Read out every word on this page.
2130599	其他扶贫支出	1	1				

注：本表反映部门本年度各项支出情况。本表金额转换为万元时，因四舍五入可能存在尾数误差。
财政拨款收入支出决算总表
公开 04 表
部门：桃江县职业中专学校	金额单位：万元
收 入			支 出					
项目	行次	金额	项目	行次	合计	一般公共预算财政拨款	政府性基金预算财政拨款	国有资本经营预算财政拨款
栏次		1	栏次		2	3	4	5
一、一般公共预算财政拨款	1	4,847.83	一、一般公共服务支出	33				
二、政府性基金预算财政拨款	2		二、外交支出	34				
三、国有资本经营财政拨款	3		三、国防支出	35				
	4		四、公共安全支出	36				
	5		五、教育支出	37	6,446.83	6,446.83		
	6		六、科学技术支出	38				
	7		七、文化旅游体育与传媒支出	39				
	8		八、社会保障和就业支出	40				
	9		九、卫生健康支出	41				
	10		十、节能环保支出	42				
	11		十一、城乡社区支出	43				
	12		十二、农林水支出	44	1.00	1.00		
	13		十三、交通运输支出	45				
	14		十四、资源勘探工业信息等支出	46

AIM OF THE EXERCISE ▸
Your task is to print all of the records exactly.

COMPLETED TASK ▸
Read out every word on this page.
2130599	其他扶贫支出	1	1				

注：本表反映部门本年度各项支出情况。本表金额转换为万元时，因四舍五入可能存在尾数误差。
财政拨款收入支出决算总表
公开 04 表
部门：桃江县职业中专学校	金额单位：万元
收 入			支 出					
项目	行次	金额	项目	行次	合计	一般公共预算财政拨款	政府性基金预算财政拨款	国有资本经营预算财政拨款
栏次		1	栏次		2	3	4	5
一、一般公共预算财政拨款	1	4,847.83	一、一般公共服务支出	33				
二、政府性基金预算财政拨款	2		二、外交支出	34				
三、国有资本经营财政拨款	3		三、国防支出	35				
	4		四、公共安全支出	36				
	5		五、教育支出	37	6,446.83	6,446.83		
	6		六、科学技术支出	38				
	7		七、文化旅游体育与传媒支出	39				
	8		八、社会保障和就业支出	40				
	9		九、卫生健康支出	41				
	10		十、节能环保支出	42				
	11		十一、城乡社区支出	43				
	12		十二、农林水支出	44	1.00	1.00		
	13		十三、交通运输支出	45				
	14		十四、资源勘探工业信息等支出	46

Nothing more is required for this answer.